─── GIVEN DATA ───

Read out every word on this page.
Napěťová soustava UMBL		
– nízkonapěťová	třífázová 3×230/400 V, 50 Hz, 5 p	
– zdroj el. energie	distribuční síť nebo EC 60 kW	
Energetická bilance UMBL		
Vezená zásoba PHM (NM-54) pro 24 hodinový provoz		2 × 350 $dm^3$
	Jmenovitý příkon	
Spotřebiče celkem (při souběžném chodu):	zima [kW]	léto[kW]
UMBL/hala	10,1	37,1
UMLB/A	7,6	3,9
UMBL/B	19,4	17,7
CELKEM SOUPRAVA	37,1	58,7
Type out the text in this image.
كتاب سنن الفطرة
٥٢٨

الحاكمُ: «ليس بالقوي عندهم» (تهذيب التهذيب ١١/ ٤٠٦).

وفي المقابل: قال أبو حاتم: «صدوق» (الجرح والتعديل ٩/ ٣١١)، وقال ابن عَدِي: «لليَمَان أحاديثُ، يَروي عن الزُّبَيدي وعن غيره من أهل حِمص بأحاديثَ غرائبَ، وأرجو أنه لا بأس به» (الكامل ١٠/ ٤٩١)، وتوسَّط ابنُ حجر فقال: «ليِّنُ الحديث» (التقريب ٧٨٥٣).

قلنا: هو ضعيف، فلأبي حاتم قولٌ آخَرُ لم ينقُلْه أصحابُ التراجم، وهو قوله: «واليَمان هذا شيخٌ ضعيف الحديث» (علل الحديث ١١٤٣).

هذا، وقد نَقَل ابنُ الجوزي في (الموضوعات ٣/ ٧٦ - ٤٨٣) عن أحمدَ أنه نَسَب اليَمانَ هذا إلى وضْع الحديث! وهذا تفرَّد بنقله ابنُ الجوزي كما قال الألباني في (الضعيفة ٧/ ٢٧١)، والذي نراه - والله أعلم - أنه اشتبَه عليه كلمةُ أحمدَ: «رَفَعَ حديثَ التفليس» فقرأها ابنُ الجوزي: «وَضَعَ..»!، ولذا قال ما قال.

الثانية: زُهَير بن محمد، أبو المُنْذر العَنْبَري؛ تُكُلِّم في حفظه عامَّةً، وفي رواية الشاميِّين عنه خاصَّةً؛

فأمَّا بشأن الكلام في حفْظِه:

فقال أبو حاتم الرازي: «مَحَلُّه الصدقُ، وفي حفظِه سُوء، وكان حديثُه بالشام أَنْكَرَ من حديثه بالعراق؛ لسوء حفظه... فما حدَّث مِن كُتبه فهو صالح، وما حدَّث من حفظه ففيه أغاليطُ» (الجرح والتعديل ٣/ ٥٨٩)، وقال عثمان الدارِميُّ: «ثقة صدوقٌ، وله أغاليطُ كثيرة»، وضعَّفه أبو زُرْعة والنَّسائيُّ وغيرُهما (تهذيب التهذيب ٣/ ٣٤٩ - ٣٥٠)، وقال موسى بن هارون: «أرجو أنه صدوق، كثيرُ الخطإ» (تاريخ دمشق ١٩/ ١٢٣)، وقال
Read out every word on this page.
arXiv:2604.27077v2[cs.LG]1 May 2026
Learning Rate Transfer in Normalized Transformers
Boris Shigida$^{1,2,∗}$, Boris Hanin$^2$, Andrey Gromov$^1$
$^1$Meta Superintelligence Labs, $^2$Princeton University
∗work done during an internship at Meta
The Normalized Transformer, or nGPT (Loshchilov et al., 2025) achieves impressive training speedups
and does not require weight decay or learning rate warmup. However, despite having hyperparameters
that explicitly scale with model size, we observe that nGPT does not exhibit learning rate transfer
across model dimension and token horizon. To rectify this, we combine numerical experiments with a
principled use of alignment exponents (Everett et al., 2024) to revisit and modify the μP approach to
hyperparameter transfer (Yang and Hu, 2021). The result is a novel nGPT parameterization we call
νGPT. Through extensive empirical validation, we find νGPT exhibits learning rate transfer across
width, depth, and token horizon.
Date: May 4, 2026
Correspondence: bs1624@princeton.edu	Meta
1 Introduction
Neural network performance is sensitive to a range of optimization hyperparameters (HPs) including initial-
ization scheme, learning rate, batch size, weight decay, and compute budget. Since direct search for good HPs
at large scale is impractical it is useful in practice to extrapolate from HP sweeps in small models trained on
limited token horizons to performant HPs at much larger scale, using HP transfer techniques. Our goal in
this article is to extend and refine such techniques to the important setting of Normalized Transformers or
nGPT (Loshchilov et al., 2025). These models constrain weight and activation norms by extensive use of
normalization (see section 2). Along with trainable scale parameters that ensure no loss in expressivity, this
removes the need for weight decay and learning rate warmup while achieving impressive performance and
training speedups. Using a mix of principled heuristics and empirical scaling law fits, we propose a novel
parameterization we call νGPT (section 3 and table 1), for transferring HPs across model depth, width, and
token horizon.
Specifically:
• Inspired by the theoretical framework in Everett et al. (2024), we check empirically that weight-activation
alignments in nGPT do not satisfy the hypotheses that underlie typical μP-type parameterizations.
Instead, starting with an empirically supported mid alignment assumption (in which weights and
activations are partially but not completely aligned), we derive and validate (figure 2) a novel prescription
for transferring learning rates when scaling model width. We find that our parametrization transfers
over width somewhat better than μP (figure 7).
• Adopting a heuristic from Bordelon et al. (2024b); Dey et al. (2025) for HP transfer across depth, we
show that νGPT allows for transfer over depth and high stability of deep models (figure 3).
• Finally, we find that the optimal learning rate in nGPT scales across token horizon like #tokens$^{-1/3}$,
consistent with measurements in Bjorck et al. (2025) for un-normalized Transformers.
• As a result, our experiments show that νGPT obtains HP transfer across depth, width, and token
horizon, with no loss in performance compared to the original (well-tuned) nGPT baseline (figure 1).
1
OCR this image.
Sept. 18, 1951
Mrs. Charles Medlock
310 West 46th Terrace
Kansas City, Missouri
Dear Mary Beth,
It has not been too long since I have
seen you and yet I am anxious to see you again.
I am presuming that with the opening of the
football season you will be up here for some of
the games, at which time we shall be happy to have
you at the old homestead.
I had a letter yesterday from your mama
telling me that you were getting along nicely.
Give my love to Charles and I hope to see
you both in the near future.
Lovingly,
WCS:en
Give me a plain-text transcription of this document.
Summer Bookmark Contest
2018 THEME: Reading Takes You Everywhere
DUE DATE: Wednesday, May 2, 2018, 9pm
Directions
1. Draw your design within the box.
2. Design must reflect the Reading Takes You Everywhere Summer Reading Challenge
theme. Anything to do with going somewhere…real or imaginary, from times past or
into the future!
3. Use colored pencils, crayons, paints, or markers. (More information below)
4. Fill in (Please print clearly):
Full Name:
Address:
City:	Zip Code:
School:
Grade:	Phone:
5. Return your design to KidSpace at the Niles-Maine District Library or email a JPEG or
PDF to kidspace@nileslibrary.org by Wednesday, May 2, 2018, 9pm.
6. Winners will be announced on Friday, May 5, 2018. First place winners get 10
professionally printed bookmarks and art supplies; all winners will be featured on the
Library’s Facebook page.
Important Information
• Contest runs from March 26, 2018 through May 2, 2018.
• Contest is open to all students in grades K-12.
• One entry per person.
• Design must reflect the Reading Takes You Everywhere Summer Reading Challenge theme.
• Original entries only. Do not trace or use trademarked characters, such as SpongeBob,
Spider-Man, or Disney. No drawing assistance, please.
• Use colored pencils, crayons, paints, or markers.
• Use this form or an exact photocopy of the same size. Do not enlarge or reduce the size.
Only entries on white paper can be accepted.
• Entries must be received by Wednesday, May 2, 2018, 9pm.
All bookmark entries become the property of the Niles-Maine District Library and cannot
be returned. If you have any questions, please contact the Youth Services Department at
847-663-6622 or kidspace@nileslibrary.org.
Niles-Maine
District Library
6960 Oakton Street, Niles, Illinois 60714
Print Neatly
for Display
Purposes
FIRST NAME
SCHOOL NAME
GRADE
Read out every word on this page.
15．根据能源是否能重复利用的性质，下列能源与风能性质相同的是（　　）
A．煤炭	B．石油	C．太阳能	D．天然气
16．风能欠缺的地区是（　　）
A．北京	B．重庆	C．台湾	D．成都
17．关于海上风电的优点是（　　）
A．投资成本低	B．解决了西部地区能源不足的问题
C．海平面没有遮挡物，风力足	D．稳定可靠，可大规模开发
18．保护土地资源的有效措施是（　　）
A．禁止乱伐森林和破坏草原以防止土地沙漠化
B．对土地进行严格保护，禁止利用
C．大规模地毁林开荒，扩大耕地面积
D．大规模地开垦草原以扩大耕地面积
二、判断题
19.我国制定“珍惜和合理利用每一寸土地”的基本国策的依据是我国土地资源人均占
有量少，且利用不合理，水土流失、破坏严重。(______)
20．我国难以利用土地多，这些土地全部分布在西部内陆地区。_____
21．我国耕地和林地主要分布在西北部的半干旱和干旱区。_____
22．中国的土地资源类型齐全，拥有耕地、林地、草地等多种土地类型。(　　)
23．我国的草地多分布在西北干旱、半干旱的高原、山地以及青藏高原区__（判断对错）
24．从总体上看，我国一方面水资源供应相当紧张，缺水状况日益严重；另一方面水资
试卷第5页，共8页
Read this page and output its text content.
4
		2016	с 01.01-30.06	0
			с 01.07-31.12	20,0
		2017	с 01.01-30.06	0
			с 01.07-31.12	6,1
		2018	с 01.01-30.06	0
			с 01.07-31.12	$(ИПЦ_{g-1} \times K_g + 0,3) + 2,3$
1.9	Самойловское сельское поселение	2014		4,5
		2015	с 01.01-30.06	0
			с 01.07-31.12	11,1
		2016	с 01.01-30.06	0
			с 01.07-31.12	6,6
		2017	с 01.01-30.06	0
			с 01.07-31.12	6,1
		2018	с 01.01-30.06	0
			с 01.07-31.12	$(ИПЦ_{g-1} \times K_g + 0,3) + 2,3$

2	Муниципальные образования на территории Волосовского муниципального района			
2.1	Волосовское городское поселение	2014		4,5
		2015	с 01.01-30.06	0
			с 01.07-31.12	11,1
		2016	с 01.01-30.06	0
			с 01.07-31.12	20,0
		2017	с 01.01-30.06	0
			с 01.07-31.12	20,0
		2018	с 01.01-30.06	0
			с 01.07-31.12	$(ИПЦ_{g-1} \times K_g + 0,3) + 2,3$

───

* _INSTRUCTIONS TO FOLLOW_: Keep only the lines that hold the string "section", and copy them out.

* _RESULT_:
normalization (see section 2). Along with trainable scale parameters that ensure no loss in expressivity, this
parameterization we call νGPT (section 3 and table 1), for transferring HPs across model depth, width, and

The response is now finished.